## Exercise objective
Retype every line of the material below verbatim, omitting the pictures from your answer.

Data entries

__________

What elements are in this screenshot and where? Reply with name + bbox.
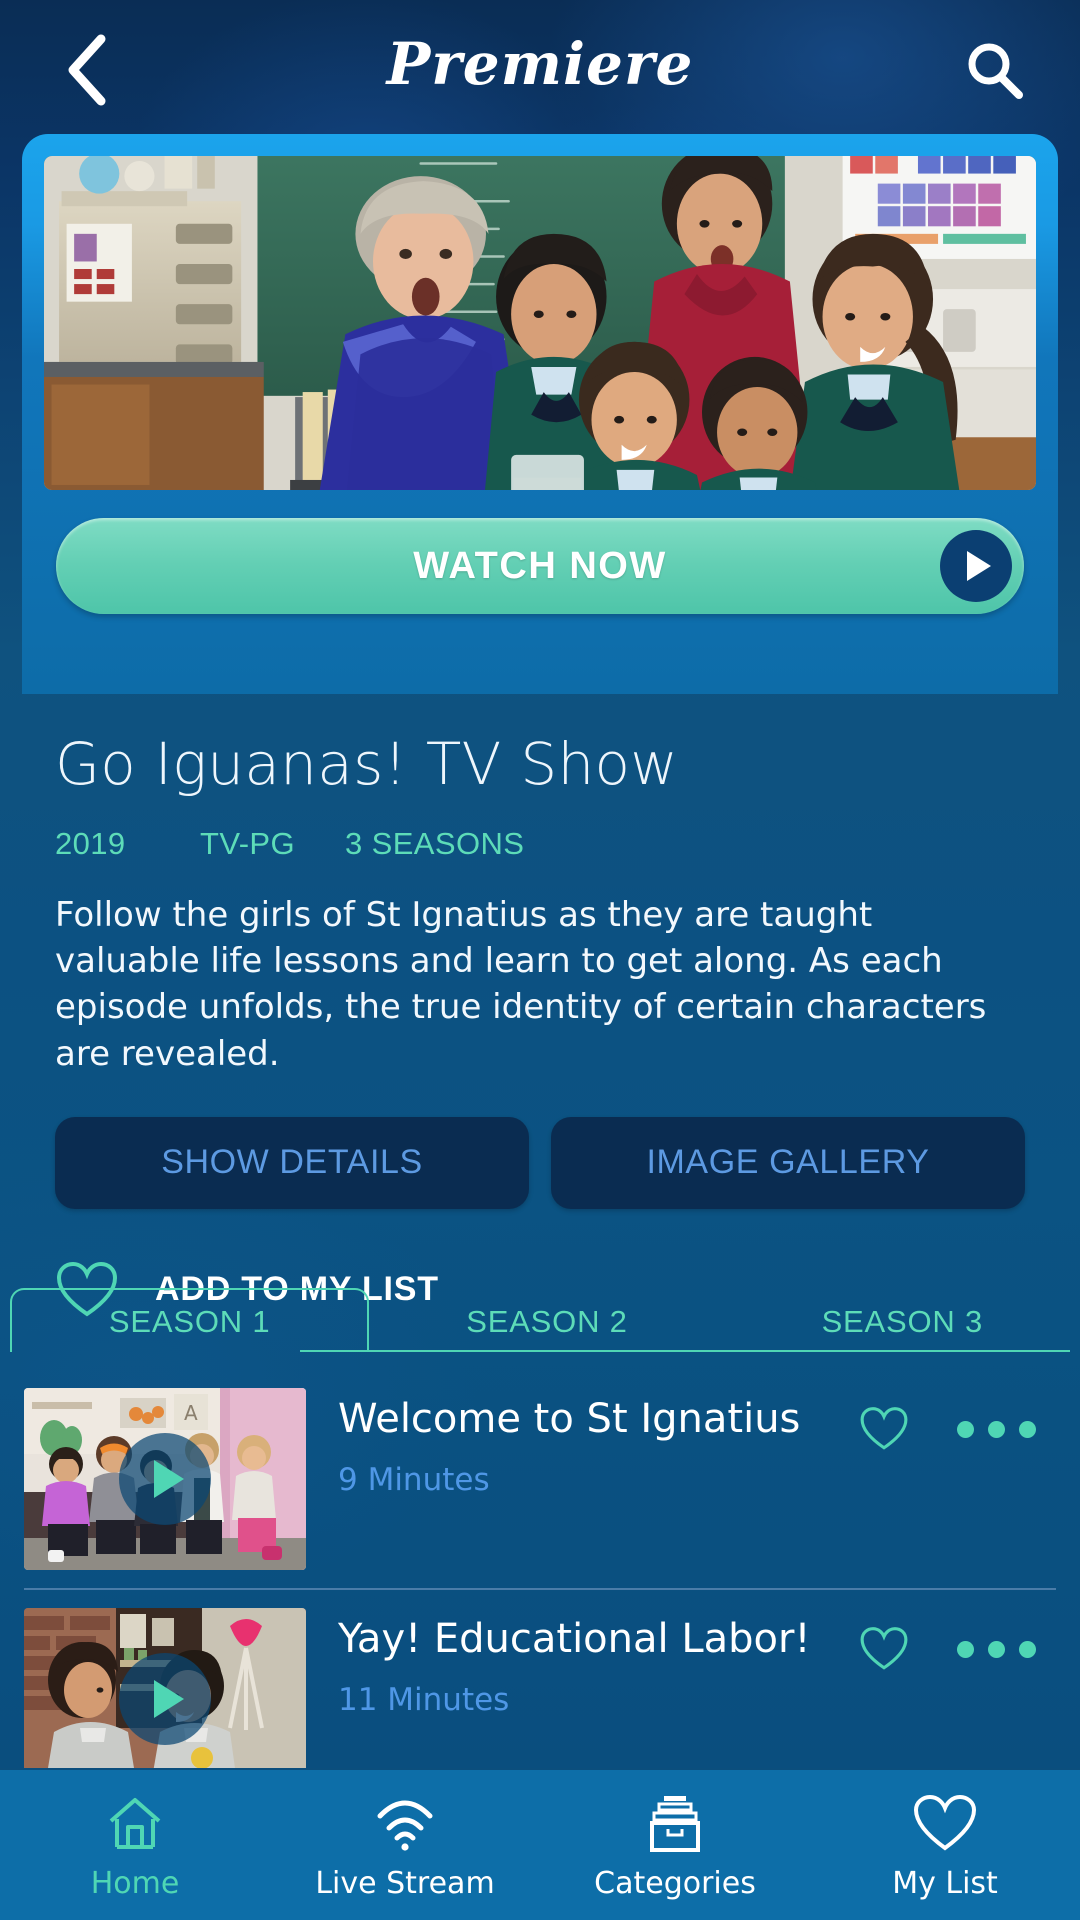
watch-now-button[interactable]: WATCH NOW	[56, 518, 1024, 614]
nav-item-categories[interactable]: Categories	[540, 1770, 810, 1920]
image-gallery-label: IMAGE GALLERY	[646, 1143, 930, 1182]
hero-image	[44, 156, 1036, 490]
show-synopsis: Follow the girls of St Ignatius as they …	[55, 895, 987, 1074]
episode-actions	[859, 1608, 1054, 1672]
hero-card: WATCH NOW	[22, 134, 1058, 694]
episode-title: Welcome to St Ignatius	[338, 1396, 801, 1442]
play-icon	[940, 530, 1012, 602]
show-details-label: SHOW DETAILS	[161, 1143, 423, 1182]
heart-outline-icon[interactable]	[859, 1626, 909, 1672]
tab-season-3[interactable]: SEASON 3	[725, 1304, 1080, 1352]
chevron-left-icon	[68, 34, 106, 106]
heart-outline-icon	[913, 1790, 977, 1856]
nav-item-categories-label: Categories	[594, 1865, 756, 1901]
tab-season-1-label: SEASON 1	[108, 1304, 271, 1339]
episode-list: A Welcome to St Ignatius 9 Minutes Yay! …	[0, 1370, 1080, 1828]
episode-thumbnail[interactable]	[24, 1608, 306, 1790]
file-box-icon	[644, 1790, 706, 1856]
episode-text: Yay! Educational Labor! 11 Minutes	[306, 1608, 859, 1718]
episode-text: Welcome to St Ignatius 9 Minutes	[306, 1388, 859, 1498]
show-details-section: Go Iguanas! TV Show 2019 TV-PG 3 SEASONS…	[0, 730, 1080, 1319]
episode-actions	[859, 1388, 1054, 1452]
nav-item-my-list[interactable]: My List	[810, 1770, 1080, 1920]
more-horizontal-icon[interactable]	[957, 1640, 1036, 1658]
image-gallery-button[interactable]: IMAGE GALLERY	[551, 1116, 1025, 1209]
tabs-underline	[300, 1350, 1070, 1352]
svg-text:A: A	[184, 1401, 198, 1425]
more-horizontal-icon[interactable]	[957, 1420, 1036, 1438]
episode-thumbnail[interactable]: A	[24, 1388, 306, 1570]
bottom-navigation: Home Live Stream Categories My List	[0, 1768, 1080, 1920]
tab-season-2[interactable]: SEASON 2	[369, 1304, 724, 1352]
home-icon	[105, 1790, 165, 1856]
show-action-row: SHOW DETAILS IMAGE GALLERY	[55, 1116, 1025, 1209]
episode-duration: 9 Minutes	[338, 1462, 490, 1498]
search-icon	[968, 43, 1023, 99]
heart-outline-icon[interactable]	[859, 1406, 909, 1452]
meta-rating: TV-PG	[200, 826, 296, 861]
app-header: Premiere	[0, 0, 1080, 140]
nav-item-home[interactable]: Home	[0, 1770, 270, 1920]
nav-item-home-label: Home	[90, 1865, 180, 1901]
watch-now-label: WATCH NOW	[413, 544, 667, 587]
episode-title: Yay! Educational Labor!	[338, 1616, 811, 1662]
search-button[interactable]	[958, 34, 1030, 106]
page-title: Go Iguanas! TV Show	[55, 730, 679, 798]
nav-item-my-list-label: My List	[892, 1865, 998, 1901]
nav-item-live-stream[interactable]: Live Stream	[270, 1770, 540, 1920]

__________

## Solution to this problem
What elements are in this screenshot and where? Reply with name + bbox.
watch-now-button[interactable]: WATCH NOW	[56, 518, 1024, 614]
nav-item-categories[interactable]: Categories	[540, 1770, 810, 1920]
image-gallery-label: IMAGE GALLERY	[646, 1143, 930, 1182]
hero-image	[44, 156, 1036, 490]
show-synopsis: Follow the girls of St Ignatius as they …	[55, 895, 987, 1074]
episode-actions	[859, 1608, 1054, 1672]
hero-card: WATCH NOW	[22, 134, 1058, 694]
episode-title: Welcome to St Ignatius	[338, 1396, 801, 1442]
play-icon	[940, 530, 1012, 602]
show-details-label: SHOW DETAILS	[161, 1143, 423, 1182]
heart-outline-icon[interactable]	[859, 1626, 909, 1672]
tab-season-3[interactable]: SEASON 3	[725, 1304, 1080, 1352]
chevron-left-icon	[68, 34, 106, 106]
heart-outline-icon	[913, 1790, 977, 1856]
nav-item-categories-label: Categories	[594, 1865, 756, 1901]
tab-season-1-label: SEASON 1	[108, 1304, 271, 1339]
episode-list: A Welcome to St Ignatius 9 Minutes Yay! …	[0, 1370, 1080, 1828]
episode-thumbnail[interactable]	[24, 1608, 306, 1790]
file-box-icon	[644, 1790, 706, 1856]
episode-text: Yay! Educational Labor! 11 Minutes	[306, 1608, 859, 1718]
episode-text: Welcome to St Ignatius 9 Minutes	[306, 1388, 859, 1498]
show-details-section: Go Iguanas! TV Show 2019 TV-PG 3 SEASONS…	[0, 730, 1080, 1319]
episode-actions	[859, 1388, 1054, 1452]
nav-item-my-list[interactable]: My List	[810, 1770, 1080, 1920]
more-horizontal-icon[interactable]	[957, 1640, 1036, 1658]
image-gallery-button[interactable]: IMAGE GALLERY	[551, 1116, 1025, 1209]
tabs-underline	[300, 1350, 1070, 1352]
svg-text:A: A	[184, 1401, 198, 1425]
more-horizontal-icon[interactable]	[957, 1420, 1036, 1438]
episode-thumbnail[interactable]: A	[24, 1388, 306, 1570]
bottom-navigation: Home Live Stream Categories My List	[0, 1768, 1080, 1920]
tab-season-2[interactable]: SEASON 2	[369, 1304, 724, 1352]
home-icon	[105, 1790, 165, 1856]
show-action-row: SHOW DETAILS IMAGE GALLERY	[55, 1116, 1025, 1209]
episode-duration: 9 Minutes	[338, 1462, 490, 1498]
search-icon	[968, 43, 1023, 99]
heart-outline-icon[interactable]	[859, 1406, 909, 1452]
meta-rating: TV-PG	[200, 826, 296, 861]
app-header: Premiere	[0, 0, 1080, 140]
nav-item-home[interactable]: Home	[0, 1770, 270, 1920]
nav-item-home-label: Home	[90, 1865, 180, 1901]
watch-now-label: WATCH NOW	[413, 544, 667, 587]
episode-title: Yay! Educational Labor!	[338, 1616, 811, 1662]
search-button[interactable]	[958, 34, 1030, 106]
page-title: Go Iguanas! TV Show	[55, 730, 679, 798]
nav-item-my-list-label: My List	[892, 1865, 998, 1901]
nav-item-live-stream[interactable]: Live Stream	[270, 1770, 540, 1920]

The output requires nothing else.